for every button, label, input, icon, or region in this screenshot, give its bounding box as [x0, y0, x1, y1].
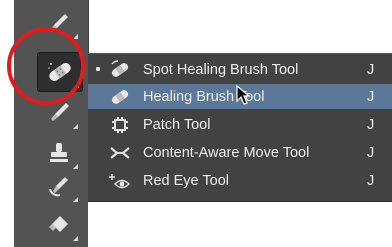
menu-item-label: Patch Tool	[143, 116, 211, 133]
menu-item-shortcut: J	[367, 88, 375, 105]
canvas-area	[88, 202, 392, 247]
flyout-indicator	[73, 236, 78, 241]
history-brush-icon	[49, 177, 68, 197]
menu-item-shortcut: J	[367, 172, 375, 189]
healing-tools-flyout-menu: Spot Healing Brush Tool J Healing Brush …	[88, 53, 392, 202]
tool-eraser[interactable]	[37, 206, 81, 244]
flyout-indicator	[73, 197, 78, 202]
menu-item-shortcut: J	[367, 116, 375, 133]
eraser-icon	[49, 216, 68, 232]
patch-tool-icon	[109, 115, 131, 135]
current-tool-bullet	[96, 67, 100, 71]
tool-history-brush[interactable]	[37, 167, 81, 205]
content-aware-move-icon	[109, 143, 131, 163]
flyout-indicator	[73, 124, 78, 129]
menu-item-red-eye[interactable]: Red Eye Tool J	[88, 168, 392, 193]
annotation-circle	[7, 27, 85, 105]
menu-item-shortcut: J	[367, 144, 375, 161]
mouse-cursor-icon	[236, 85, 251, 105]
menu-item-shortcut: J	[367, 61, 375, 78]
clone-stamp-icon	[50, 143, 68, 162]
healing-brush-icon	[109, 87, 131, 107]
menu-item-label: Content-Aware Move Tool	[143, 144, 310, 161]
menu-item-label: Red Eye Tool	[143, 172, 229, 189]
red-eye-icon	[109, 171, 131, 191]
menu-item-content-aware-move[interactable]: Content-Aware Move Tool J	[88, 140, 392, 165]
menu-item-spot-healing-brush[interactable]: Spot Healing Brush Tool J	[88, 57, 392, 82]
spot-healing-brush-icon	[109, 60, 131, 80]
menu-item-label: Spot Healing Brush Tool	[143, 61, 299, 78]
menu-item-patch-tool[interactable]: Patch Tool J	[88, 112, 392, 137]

------------------------

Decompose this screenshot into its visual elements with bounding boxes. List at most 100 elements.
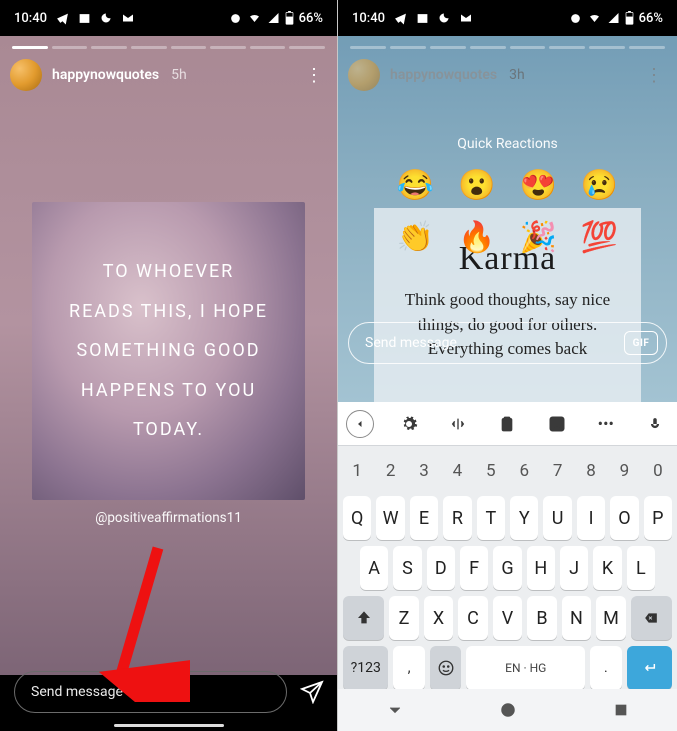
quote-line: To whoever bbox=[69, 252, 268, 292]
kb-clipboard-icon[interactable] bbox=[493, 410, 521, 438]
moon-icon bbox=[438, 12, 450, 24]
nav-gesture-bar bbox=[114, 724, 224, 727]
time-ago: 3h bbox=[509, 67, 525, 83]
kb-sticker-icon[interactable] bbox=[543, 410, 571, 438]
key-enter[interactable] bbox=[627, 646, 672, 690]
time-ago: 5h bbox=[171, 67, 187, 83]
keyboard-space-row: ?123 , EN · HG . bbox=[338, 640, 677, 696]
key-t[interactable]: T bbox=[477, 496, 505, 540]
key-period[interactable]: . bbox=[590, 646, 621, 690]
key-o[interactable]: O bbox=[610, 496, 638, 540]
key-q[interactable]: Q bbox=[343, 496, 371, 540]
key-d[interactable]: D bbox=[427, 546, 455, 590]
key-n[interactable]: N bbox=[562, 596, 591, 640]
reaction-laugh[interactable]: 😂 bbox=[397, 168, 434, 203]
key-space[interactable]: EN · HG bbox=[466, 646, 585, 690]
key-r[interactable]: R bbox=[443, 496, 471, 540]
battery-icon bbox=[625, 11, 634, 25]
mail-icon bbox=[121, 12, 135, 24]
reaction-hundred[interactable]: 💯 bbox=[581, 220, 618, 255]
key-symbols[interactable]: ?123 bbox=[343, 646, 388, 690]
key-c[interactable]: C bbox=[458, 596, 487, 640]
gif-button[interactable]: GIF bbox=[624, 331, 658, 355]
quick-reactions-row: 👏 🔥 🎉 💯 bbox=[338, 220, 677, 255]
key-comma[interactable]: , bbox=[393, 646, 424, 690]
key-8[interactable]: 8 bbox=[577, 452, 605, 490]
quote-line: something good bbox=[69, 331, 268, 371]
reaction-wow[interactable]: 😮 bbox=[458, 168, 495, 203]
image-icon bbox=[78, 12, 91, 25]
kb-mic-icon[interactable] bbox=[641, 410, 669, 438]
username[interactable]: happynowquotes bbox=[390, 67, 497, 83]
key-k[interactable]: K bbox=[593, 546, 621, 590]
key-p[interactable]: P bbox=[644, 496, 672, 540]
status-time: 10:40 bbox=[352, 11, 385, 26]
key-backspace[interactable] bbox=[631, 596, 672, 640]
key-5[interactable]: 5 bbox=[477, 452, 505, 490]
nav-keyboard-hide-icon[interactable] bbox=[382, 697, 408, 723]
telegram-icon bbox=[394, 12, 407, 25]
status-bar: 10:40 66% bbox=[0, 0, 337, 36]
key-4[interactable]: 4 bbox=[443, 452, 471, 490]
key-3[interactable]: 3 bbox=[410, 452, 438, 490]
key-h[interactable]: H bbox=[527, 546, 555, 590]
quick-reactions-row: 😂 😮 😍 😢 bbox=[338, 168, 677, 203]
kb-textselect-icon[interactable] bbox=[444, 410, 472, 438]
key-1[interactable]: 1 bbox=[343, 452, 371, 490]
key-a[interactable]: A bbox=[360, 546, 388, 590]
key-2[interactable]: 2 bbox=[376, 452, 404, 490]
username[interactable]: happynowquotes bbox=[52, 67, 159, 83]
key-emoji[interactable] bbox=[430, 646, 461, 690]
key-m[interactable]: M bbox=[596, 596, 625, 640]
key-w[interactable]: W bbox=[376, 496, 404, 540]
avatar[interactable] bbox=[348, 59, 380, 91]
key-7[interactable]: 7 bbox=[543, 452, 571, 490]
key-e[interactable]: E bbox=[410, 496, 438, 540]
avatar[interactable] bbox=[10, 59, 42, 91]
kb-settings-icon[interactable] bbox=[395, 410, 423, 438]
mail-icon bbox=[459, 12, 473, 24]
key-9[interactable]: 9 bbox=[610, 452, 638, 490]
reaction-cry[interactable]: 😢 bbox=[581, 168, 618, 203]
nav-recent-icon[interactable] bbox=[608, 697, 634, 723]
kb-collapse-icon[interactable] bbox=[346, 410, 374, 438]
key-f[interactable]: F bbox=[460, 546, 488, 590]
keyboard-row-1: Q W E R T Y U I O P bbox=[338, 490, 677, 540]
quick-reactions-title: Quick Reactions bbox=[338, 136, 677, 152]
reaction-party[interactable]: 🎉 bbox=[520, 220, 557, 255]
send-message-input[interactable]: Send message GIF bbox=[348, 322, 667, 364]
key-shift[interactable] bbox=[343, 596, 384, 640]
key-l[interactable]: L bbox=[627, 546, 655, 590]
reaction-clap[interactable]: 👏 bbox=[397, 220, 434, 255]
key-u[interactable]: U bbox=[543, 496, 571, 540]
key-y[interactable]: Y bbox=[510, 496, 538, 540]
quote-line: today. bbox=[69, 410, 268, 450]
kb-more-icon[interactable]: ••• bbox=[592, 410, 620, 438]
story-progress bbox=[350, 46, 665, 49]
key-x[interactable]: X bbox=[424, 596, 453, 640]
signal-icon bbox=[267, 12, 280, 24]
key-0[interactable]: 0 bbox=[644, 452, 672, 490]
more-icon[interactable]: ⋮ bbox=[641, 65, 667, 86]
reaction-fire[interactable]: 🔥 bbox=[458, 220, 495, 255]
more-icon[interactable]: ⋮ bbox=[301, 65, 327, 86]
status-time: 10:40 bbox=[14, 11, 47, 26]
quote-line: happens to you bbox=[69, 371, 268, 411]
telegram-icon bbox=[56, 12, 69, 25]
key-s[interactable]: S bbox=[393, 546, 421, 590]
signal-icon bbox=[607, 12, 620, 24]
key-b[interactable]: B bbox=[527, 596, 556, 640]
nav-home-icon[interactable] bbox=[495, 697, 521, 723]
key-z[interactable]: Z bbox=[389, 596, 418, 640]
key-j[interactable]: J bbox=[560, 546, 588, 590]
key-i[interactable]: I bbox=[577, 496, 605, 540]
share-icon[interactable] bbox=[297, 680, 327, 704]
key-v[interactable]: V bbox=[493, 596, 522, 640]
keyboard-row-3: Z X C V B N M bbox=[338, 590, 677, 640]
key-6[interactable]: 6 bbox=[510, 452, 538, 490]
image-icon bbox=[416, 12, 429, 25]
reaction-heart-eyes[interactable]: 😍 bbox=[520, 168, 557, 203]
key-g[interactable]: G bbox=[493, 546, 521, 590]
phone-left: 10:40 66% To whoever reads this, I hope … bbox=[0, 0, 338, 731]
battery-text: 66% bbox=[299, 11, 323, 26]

------------------------

# What the exercise asks
Set down the entries above again, unchanged, from the line containing "quote-line: To whoever" through the line containing "key-r[interactable]: R bbox=[443, 496, 471, 540]".

# Task response
quote-line: To whoever bbox=[69, 252, 268, 292]
kb-clipboard-icon[interactable] bbox=[493, 410, 521, 438]
moon-icon bbox=[438, 12, 450, 24]
nav-gesture-bar bbox=[114, 724, 224, 727]
time-ago: 3h bbox=[509, 67, 525, 83]
kb-sticker-icon[interactable] bbox=[543, 410, 571, 438]
key-enter[interactable] bbox=[627, 646, 672, 690]
time-ago: 5h bbox=[171, 67, 187, 83]
keyboard-space-row: ?123 , EN · HG . bbox=[338, 640, 677, 696]
key-t[interactable]: T bbox=[477, 496, 505, 540]
key-period[interactable]: . bbox=[590, 646, 621, 690]
key-o[interactable]: O bbox=[610, 496, 638, 540]
key-q[interactable]: Q bbox=[343, 496, 371, 540]
key-d[interactable]: D bbox=[427, 546, 455, 590]
key-n[interactable]: N bbox=[562, 596, 591, 640]
reaction-laugh[interactable]: 😂 bbox=[397, 168, 434, 203]
key-space[interactable]: EN · HG bbox=[466, 646, 585, 690]
key-r[interactable]: R bbox=[443, 496, 471, 540]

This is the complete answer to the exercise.